* _THE REQUEST_:
Could you render the lines that start with the one containing "Extract all elements" and end with the one containing "scroll-left-icon[interactable]: ◀ [133,554,148,569]", both included, as a JSON list of strings with one string per line and no blank lines?

── INPUT MATERIAL ──

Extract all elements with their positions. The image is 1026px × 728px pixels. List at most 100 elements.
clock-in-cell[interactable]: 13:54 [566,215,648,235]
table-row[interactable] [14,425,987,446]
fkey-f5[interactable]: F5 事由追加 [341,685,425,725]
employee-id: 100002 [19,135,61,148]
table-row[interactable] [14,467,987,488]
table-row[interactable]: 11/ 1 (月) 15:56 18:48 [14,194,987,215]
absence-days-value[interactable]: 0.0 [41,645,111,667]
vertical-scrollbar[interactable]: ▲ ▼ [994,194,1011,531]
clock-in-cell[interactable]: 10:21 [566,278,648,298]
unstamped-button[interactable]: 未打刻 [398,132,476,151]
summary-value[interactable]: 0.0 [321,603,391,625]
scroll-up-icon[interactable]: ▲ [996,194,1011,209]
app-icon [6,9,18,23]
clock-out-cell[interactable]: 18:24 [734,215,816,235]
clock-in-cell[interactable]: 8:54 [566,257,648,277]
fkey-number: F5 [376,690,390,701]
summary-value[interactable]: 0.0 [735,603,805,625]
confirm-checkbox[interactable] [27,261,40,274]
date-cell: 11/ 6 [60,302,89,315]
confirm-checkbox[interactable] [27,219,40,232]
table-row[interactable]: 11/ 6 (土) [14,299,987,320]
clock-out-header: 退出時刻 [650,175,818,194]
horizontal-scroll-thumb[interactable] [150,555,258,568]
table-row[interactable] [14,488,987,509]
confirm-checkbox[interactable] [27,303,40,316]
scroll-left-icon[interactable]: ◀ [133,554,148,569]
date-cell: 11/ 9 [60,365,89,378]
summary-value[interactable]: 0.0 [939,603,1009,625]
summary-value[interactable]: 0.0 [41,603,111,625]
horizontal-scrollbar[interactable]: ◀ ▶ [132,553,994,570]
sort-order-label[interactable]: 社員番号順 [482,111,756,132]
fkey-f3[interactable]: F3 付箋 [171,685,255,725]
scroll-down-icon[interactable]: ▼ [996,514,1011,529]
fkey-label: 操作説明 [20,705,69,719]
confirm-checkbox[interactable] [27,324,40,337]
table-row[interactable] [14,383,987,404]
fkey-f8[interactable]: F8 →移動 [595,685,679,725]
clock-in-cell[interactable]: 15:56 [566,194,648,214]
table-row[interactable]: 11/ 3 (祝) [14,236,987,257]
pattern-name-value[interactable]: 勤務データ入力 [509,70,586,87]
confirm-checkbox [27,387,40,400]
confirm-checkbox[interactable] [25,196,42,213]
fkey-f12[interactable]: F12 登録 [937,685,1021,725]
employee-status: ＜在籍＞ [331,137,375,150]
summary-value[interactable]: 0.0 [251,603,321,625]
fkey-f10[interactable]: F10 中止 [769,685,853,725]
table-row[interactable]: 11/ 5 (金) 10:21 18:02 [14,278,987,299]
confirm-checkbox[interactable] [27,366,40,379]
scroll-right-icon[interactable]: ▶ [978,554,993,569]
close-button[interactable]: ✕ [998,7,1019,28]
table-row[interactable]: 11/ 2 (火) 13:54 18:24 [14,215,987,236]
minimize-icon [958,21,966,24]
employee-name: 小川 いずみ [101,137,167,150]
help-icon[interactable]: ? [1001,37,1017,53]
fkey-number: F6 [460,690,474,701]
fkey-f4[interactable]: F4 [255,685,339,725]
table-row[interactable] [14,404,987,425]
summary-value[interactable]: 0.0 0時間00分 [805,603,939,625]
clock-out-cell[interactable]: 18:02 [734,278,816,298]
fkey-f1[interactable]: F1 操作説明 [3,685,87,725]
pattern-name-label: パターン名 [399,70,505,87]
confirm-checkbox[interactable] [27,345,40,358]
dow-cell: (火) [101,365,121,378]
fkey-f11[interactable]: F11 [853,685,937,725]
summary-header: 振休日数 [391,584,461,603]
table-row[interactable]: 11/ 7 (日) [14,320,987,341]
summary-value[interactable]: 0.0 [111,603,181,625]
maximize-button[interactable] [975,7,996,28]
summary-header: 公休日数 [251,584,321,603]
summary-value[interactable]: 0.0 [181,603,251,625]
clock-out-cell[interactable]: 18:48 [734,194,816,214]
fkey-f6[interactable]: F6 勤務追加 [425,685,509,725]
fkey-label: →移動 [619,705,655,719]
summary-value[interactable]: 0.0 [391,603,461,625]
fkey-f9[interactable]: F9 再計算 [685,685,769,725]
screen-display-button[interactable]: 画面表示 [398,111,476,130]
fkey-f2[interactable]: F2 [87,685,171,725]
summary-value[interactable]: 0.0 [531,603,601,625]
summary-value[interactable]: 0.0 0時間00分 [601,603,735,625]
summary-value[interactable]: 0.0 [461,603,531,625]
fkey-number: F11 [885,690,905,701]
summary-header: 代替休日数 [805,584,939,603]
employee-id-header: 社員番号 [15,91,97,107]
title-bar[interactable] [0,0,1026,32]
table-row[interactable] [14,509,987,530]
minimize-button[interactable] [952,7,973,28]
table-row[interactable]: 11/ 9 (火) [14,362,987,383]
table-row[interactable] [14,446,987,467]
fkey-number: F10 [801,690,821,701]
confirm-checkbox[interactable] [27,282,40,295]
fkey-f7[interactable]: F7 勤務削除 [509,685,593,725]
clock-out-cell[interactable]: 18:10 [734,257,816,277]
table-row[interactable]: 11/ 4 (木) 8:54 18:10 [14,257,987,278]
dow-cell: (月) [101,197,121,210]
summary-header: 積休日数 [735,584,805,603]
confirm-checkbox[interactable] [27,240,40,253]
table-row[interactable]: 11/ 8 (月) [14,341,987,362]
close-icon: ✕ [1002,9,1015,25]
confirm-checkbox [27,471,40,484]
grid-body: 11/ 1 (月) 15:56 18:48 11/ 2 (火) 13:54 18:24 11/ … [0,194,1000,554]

───
── INPUT MATERIAL ──

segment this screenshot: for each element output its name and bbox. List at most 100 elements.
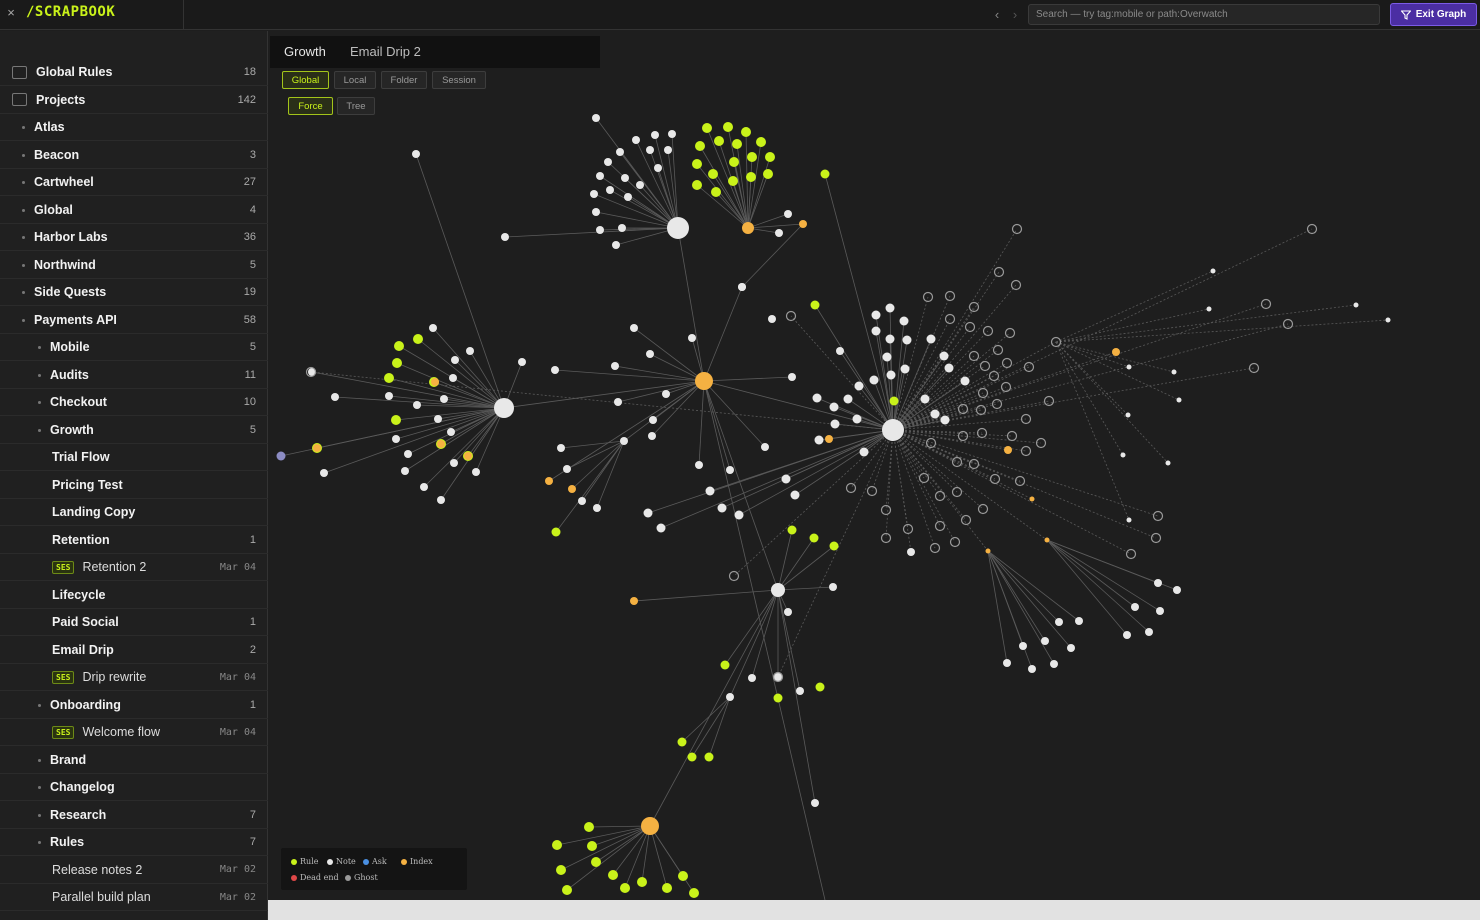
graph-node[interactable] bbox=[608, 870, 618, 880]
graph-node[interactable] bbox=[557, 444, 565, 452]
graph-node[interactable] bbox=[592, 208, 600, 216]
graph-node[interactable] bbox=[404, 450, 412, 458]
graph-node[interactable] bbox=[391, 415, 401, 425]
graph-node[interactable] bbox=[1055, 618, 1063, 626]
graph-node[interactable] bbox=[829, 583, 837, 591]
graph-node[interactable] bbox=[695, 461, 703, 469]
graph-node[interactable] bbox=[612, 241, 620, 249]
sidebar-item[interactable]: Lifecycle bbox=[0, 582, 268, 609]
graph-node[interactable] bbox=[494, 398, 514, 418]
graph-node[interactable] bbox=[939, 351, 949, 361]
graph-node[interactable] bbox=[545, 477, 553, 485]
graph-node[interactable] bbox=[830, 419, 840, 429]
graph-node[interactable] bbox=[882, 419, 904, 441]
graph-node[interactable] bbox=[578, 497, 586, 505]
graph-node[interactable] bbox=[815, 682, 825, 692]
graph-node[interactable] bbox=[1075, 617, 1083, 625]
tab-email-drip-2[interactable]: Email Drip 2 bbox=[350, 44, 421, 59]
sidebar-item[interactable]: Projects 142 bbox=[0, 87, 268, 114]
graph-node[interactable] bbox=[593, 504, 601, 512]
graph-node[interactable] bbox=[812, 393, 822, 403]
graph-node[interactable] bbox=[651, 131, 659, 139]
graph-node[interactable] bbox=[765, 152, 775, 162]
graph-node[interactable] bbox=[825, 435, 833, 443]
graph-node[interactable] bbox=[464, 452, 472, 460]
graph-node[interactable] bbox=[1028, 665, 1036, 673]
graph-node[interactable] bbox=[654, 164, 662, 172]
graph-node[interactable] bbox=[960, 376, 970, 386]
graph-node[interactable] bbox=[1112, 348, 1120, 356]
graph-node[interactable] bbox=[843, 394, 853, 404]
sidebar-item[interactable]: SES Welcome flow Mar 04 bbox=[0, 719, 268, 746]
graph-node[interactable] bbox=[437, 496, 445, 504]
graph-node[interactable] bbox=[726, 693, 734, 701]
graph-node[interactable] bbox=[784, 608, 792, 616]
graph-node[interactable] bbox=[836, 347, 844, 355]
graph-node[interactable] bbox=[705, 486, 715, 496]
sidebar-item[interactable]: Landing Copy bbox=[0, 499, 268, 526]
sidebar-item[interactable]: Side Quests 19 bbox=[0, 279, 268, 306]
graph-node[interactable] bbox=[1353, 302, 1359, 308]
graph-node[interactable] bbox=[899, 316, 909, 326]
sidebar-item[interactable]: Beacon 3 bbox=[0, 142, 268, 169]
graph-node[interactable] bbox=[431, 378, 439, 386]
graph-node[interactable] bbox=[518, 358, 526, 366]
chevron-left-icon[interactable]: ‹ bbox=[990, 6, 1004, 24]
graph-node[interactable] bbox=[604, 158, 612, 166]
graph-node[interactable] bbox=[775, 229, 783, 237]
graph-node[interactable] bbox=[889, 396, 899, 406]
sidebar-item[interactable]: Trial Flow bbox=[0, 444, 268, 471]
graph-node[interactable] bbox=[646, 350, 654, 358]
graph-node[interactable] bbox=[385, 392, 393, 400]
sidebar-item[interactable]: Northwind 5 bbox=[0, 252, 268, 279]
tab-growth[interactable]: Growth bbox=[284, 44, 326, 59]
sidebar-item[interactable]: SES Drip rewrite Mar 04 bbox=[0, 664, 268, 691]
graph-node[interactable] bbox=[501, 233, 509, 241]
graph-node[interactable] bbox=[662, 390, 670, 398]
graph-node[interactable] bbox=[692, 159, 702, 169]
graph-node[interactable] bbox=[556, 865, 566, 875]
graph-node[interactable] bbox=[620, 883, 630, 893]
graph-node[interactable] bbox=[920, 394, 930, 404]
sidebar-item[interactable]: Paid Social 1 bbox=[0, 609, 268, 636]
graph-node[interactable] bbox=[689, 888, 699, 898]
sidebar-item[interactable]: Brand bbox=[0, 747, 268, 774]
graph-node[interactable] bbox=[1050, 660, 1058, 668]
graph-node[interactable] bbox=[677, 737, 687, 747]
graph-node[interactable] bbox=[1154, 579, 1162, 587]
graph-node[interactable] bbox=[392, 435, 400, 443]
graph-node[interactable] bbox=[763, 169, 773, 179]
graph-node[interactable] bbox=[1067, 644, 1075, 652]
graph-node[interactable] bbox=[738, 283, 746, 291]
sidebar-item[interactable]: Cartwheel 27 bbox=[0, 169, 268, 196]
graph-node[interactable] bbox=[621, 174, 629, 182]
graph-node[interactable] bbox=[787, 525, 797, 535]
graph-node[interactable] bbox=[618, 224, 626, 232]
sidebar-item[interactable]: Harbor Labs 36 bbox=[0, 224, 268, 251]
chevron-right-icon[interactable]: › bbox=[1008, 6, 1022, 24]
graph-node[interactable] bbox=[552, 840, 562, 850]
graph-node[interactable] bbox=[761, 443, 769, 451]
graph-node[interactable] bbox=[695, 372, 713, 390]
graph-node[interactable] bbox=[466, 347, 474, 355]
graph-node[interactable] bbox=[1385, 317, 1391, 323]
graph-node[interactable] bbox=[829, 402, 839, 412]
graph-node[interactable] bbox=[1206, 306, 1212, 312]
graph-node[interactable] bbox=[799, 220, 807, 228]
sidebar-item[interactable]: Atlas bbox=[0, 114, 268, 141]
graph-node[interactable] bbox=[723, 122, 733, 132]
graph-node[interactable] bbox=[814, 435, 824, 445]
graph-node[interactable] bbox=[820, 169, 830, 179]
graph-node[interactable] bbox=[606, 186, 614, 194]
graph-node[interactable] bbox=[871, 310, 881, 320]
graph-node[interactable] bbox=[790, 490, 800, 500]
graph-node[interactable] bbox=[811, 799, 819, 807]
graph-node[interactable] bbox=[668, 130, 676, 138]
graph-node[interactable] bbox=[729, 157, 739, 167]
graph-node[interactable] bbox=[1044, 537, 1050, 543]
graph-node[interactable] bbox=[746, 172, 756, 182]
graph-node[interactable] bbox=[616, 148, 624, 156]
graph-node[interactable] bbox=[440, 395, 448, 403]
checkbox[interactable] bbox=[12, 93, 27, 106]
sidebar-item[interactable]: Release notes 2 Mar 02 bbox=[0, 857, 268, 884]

───
── INPUT MATERIAL ──

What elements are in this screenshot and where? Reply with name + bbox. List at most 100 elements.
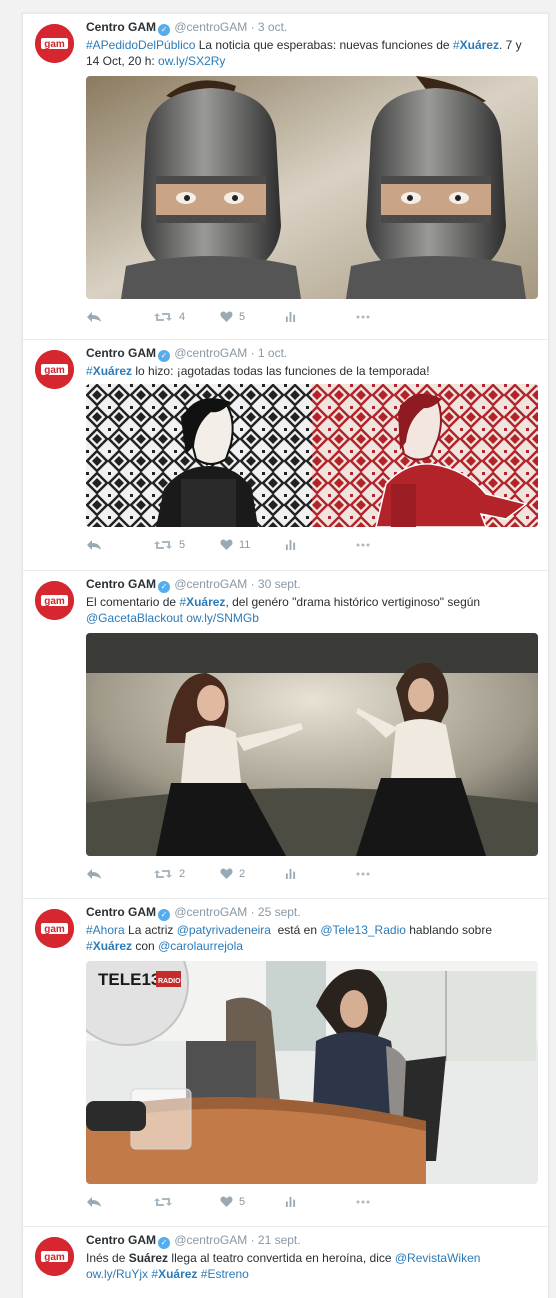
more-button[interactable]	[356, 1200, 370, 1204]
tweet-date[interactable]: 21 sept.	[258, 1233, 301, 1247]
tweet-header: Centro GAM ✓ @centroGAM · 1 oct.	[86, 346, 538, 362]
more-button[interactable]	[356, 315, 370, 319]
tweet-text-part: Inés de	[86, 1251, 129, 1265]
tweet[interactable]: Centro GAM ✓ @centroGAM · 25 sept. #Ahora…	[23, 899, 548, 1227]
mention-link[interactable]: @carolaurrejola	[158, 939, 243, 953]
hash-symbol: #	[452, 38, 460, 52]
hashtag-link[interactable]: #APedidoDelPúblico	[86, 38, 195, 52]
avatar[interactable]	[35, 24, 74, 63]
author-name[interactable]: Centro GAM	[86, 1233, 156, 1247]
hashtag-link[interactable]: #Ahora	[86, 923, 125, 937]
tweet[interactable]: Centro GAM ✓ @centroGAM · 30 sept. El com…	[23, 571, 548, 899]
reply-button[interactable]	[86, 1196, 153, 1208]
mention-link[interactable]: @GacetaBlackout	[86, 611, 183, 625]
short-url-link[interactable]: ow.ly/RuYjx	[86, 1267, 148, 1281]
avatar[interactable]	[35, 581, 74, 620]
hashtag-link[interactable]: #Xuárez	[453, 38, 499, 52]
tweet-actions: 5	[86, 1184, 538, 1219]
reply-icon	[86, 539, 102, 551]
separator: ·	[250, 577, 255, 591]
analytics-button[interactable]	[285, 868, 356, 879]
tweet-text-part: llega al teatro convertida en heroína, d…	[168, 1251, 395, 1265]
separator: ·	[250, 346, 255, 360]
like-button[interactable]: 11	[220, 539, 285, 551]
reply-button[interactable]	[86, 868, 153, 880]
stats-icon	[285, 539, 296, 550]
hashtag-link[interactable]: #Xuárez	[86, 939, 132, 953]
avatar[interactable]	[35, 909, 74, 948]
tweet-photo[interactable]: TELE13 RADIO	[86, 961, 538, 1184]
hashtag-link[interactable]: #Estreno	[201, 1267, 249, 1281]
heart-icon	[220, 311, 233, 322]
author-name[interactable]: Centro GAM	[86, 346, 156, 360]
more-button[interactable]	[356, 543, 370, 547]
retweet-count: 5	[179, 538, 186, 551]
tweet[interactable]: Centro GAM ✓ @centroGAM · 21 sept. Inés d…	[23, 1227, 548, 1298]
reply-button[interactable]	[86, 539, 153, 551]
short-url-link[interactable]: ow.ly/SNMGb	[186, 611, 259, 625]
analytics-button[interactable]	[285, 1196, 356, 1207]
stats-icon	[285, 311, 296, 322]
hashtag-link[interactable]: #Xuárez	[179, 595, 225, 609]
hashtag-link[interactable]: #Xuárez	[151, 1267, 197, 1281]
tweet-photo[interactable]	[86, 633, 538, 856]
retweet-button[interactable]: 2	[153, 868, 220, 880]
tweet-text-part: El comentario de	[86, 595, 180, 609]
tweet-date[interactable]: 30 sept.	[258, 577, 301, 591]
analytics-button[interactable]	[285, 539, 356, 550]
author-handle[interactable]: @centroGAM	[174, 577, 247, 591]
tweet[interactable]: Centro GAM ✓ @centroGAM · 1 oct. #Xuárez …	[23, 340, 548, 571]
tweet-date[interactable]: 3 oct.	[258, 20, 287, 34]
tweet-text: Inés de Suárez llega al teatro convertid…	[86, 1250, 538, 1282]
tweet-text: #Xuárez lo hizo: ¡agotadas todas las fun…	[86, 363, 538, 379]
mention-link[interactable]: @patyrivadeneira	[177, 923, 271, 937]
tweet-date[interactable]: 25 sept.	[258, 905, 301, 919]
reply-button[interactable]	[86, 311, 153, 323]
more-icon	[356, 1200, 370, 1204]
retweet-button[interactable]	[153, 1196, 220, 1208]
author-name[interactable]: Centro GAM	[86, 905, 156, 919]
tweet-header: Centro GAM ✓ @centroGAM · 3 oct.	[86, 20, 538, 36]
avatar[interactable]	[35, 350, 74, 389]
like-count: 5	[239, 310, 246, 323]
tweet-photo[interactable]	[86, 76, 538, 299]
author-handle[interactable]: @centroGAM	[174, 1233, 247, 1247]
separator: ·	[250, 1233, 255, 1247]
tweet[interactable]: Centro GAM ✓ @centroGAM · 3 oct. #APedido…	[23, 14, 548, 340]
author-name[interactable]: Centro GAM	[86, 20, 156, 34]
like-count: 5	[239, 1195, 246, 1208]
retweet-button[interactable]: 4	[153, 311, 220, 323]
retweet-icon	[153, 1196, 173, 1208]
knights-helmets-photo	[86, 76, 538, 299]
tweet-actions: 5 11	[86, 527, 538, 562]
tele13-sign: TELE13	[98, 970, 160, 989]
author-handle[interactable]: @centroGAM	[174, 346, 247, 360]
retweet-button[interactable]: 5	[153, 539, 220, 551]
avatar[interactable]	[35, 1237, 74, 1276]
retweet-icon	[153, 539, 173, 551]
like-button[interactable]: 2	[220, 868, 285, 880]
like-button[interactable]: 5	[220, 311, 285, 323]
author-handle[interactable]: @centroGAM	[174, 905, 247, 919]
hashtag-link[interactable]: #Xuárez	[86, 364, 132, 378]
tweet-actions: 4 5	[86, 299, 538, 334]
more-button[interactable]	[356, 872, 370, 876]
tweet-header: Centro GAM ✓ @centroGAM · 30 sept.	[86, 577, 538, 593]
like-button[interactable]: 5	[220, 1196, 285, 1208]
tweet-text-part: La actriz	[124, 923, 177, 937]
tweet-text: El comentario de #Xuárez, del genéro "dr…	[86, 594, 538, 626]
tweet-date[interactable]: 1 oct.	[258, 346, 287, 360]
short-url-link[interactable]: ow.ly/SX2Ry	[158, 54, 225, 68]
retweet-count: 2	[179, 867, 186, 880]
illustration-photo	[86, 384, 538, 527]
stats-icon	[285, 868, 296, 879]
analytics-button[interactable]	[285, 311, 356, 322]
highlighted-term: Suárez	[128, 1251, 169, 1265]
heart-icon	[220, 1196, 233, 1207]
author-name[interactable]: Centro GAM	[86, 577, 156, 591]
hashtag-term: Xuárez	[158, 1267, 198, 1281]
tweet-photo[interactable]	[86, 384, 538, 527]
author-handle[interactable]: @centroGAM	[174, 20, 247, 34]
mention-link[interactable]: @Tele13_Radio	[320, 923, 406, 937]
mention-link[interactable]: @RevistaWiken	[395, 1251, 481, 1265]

───

* _OUTPUT OF THE EXERCISE_:
[
  "Extract all elements with their positions. The image is 1026px × 728px pixels. List at most 100 elements.",
  "clock-in-cell[interactable]: 13:54 [566,215,648,235]",
  "table-row[interactable] [14,425,987,446]",
  "fkey-f5[interactable]: F5 事由追加 [341,685,425,725]",
  "employee-id: 100002 [19,135,61,148]",
  "table-row[interactable] [14,467,987,488]",
  "table-row[interactable]: 11/ 1 (月) 15:56 18:48 [14,194,987,215]",
  "absence-days-value[interactable]: 0.0 [41,645,111,667]",
  "vertical-scrollbar[interactable]: ▲ ▼ [994,194,1011,531]",
  "clock-in-cell[interactable]: 10:21 [566,278,648,298]",
  "unstamped-button[interactable]: 未打刻 [398,132,476,151]",
  "summary-value[interactable]: 0.0 [321,603,391,625]",
  "scroll-up-icon[interactable]: ▲ [996,194,1011,209]",
  "app-icon [6,9,18,23]",
  "clock-out-cell[interactable]: 18:24 [734,215,816,235]",
  "clock-in-cell[interactable]: 8:54 [566,257,648,277]",
  "fkey-number: F5 [376,690,390,701]",
  "summary-value[interactable]: 0.0 [735,603,805,625]",
  "confirm-checkbox[interactable] [27,261,40,274]",
  "date-cell: 11/ 6 [60,302,89,315]",
  "confirm-checkbox[interactable] [27,219,40,232]",
  "table-row[interactable]: 11/ 6 (土) [14,299,987,320]",
  "clock-out-header: 退出時刻 [650,175,818,194]",
  "horizontal-scroll-thumb[interactable] [150,555,258,568]",
  "table-row[interactable] [14,488,987,509]",
  "confirm-checkbox[interactable] [27,303,40,316]",
  "scroll-left-icon[interactable]: ◀ [133,554,148,569]"
]